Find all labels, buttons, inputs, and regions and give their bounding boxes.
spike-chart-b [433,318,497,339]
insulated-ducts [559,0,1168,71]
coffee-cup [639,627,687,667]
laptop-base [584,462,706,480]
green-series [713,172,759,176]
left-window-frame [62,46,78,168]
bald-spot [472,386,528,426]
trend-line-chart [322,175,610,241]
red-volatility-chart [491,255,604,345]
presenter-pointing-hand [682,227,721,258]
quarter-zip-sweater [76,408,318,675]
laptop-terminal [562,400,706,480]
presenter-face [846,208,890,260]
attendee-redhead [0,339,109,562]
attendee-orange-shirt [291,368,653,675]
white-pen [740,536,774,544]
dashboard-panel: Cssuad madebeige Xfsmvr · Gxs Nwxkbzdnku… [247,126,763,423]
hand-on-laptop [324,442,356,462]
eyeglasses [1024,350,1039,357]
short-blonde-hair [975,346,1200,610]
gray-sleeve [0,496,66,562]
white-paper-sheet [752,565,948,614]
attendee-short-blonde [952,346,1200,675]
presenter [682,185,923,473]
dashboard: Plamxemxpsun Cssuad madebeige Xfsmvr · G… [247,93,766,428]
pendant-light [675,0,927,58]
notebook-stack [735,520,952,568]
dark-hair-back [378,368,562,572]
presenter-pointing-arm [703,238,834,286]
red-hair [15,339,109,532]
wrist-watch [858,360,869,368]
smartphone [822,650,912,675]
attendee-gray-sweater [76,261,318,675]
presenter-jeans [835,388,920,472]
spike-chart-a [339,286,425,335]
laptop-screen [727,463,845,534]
--*--
Print out every line of the entries above verbatim, without adding or dropping anything.

● Answer to this task
Find all labels, buttons, inputs, and regions and give their bounding boxes.
spike-chart-b [433,318,497,339]
insulated-ducts [559,0,1168,71]
coffee-cup [639,627,687,667]
laptop-base [584,462,706,480]
green-series [713,172,759,176]
left-window-frame [62,46,78,168]
bald-spot [472,386,528,426]
trend-line-chart [322,175,610,241]
red-volatility-chart [491,255,604,345]
presenter-pointing-hand [682,227,721,258]
quarter-zip-sweater [76,408,318,675]
laptop-terminal [562,400,706,480]
presenter-face [846,208,890,260]
attendee-redhead [0,339,109,562]
attendee-orange-shirt [291,368,653,675]
white-pen [740,536,774,544]
dashboard-panel: Cssuad madebeige Xfsmvr · Gxs Nwxkbzdnku… [247,126,763,423]
hand-on-laptop [324,442,356,462]
eyeglasses [1024,350,1039,357]
short-blonde-hair [975,346,1200,610]
gray-sleeve [0,496,66,562]
white-paper-sheet [752,565,948,614]
attendee-short-blonde [952,346,1200,675]
presenter [682,185,923,473]
dashboard: Plamxemxpsun Cssuad madebeige Xfsmvr · G… [247,93,766,428]
pendant-light [675,0,927,58]
notebook-stack [735,520,952,568]
dark-hair-back [378,368,562,572]
presenter-pointing-arm [703,238,834,286]
red-hair [15,339,109,532]
wrist-watch [858,360,869,368]
smartphone [822,650,912,675]
attendee-gray-sweater [76,261,318,675]
presenter-jeans [835,388,920,472]
spike-chart-a [339,286,425,335]
laptop-screen [727,463,845,534]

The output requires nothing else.